→ PROMPT: Write out the material exactly, without any of its pictures.

→ MATERIAL:
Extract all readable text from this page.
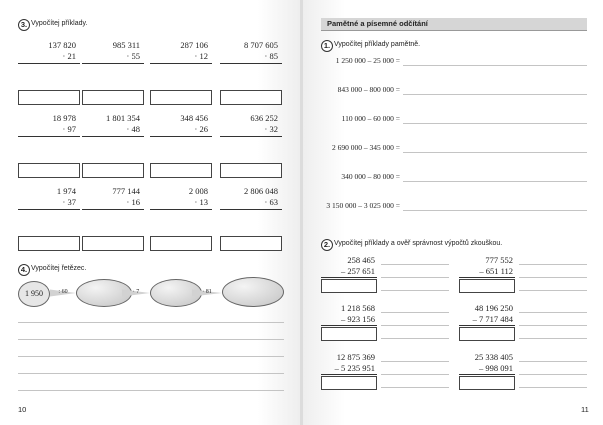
3. Vypočítej příklady.
137 820
· 21
985 311
· 55
287 106
· 12
8 707 605
· 85
18 978
· 97
1 801 354
· 48
348 456
· 26
636 252
· 32
1 974
· 37
777 144
· 16
2 008
· 13
2 806 048
· 63
4. Vypočítej řetězec.
1 950	: 60	· 7	· 81
10
Pamětné a písemné odčítání
1. Vypočítej příklady pamětně.
1 250 000 – 25 000 =
843 000 – 800 000 =
110 000 – 60 000 =
2 690 000 – 345 000 =
340 000 – 80 000 =
3 150 000 – 3 025 000 =
2. Vypočítej příklady a ověř správnost výpočtů zkouškou.
258 465
– 257 651
777 552
– 651 112
1 218 568
– 923 156
48 196 250
– 7 717 484
12 875 369
– 5 235 951
25 338 405
– 998 091
11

→ TASK ANSWER:
Extract all readable text from this page.
3. Vypočítej příklady.
137 820
· 21
985 311
· 55
287 106
· 12
8 707 605
· 85
18 978
· 97
1 801 354
· 48
348 456
· 26
636 252
· 32
1 974
· 37
777 144
· 16
2 008
· 13
2 806 048
· 63
4. Vypočítej řetězec.
1 950	: 60	· 7	· 81
10
Pamětné a písemné odčítání
1. Vypočítej příklady pamětně.
1 250 000 – 25 000 =
843 000 – 800 000 =
110 000 – 60 000 =
2 690 000 – 345 000 =
340 000 – 80 000 =
3 150 000 – 3 025 000 =
2. Vypočítej příklady a ověř správnost výpočtů zkouškou.
258 465
– 257 651
777 552
– 651 112
1 218 568
– 923 156
48 196 250
– 7 717 484
12 875 369
– 5 235 951
25 338 405
– 998 091
11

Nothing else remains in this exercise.